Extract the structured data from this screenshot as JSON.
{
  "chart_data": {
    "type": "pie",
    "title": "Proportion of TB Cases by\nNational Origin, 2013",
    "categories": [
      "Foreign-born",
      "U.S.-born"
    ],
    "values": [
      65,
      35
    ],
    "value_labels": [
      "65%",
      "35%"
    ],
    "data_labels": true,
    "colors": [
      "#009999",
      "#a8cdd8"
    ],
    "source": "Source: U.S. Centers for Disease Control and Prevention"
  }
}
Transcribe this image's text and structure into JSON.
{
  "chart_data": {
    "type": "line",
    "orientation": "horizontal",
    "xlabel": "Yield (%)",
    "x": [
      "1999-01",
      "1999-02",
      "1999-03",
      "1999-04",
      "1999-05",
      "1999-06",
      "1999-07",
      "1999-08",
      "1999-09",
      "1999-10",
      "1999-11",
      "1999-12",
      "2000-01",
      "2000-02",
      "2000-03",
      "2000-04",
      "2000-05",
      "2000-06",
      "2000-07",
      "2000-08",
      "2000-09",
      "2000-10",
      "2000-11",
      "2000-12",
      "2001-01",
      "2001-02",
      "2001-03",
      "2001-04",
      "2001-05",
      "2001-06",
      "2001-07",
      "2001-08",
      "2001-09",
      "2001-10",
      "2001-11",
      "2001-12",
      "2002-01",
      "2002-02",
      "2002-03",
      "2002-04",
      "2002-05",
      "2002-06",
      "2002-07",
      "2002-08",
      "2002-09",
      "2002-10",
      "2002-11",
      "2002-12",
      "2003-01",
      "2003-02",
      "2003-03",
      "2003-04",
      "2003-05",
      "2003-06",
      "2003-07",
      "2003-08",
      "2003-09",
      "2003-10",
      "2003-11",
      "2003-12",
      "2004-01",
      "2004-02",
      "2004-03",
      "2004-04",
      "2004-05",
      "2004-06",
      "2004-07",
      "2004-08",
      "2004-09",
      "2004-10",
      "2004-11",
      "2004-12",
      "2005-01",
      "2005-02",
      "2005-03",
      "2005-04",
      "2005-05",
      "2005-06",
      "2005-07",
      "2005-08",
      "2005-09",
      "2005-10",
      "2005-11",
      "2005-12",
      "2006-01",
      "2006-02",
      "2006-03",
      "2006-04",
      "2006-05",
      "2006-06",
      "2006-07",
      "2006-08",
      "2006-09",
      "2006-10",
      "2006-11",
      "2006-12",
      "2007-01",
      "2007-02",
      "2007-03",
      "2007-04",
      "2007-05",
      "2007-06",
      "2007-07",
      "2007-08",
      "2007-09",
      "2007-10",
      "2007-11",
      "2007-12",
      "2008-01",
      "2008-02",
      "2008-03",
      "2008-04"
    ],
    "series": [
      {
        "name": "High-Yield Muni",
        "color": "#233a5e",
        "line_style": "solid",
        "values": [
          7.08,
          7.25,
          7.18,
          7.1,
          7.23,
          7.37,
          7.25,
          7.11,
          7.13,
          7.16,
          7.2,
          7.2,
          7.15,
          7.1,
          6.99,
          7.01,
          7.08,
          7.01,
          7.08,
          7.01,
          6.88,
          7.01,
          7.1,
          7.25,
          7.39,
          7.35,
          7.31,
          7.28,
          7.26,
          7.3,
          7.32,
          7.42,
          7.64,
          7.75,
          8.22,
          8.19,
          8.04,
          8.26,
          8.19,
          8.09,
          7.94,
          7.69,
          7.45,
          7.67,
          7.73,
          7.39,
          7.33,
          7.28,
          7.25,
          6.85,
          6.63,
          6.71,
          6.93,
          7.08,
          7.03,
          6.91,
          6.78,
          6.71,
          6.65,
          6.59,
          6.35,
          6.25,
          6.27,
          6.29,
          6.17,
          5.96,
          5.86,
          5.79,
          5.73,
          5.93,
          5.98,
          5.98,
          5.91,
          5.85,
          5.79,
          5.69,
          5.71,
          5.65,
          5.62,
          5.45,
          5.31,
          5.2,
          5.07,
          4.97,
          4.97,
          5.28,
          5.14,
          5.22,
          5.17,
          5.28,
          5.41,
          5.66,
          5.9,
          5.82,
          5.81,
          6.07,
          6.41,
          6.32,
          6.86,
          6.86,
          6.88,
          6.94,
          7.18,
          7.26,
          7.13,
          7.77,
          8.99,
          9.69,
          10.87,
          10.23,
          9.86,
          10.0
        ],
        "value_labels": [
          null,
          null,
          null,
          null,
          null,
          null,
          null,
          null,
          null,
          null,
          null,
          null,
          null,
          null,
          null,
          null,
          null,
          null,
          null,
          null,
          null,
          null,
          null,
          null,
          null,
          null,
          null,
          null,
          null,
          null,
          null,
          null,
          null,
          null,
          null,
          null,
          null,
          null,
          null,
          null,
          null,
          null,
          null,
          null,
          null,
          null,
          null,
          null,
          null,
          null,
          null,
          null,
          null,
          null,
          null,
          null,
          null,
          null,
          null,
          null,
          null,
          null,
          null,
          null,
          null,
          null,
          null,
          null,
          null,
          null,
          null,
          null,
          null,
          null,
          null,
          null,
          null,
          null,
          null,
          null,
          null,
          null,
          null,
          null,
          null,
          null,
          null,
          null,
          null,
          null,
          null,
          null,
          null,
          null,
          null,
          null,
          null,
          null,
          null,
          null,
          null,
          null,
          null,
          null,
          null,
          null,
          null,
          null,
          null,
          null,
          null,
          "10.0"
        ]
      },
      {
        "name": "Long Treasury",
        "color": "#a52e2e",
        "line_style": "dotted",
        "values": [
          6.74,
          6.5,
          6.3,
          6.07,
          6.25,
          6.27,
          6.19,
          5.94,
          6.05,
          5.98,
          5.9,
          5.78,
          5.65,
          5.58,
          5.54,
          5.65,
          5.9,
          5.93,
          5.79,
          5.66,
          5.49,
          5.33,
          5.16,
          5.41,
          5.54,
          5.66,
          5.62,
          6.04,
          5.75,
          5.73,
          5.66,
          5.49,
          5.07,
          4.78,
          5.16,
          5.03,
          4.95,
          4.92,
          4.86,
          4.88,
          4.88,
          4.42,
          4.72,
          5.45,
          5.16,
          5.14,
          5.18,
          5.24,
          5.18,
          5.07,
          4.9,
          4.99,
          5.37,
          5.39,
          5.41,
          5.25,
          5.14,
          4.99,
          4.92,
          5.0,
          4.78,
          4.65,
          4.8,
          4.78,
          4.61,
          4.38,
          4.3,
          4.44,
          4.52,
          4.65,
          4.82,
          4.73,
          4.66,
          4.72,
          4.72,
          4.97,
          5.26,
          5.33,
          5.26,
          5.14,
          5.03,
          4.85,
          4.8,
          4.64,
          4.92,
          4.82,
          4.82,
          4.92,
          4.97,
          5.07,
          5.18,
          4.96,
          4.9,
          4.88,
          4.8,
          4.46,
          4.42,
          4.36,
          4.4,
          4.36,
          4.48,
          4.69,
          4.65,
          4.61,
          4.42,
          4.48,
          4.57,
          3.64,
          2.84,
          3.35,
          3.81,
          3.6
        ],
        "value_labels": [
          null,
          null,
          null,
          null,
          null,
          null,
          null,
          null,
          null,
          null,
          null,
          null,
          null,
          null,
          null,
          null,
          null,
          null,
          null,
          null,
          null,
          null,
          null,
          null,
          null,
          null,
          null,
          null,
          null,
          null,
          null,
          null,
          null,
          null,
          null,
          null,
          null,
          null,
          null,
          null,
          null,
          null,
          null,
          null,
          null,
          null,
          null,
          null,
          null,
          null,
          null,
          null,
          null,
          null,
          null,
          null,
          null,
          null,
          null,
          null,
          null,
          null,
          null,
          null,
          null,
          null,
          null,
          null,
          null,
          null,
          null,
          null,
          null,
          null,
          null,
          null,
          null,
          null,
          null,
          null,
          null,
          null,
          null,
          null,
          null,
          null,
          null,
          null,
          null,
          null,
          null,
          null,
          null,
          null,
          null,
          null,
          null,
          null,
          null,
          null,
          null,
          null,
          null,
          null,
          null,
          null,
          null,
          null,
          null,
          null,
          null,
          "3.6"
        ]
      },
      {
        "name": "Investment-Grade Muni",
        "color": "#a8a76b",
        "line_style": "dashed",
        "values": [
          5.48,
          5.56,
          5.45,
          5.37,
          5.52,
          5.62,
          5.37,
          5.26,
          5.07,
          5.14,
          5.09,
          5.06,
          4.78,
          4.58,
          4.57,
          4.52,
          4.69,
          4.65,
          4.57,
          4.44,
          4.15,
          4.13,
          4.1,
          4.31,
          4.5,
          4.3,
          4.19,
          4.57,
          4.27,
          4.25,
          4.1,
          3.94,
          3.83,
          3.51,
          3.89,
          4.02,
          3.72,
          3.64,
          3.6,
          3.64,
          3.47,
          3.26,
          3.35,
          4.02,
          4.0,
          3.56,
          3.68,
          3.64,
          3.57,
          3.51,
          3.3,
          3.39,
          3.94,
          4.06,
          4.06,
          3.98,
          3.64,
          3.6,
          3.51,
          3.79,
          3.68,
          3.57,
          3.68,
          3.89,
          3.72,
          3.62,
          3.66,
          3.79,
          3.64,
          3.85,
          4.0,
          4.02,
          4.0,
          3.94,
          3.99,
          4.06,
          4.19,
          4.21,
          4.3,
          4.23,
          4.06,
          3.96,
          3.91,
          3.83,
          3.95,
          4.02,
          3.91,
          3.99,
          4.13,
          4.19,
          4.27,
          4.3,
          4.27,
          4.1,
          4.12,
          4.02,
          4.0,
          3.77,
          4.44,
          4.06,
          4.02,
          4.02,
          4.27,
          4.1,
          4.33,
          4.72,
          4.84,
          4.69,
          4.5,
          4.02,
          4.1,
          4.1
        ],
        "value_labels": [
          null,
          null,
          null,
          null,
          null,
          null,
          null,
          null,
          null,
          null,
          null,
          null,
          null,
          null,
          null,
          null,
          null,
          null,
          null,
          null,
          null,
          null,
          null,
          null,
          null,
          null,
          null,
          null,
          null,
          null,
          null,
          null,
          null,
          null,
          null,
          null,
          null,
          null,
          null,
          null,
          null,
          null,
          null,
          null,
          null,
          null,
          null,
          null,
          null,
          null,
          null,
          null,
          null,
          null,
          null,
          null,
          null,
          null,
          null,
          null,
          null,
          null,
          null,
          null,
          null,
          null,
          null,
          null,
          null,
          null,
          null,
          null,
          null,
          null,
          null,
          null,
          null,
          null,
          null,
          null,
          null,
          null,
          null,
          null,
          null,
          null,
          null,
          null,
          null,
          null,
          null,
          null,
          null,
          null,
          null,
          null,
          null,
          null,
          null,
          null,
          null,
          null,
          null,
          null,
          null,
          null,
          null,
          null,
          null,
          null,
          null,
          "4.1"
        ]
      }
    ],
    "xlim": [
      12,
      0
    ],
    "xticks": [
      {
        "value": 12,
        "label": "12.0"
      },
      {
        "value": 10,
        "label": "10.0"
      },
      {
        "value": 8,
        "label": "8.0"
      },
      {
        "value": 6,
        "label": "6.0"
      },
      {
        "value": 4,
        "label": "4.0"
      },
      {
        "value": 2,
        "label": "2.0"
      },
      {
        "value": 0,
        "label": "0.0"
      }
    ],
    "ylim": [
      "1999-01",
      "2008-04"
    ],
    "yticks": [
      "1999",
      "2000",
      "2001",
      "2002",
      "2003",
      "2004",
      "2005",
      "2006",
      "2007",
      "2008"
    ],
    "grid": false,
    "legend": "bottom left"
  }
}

* * * *

Exercise prompt:
Select every line above that contains the word "Muni", and copy it.

Answer to this task:
        "name": "High-Yield Muni",
        "name": "Investment-Grade Muni",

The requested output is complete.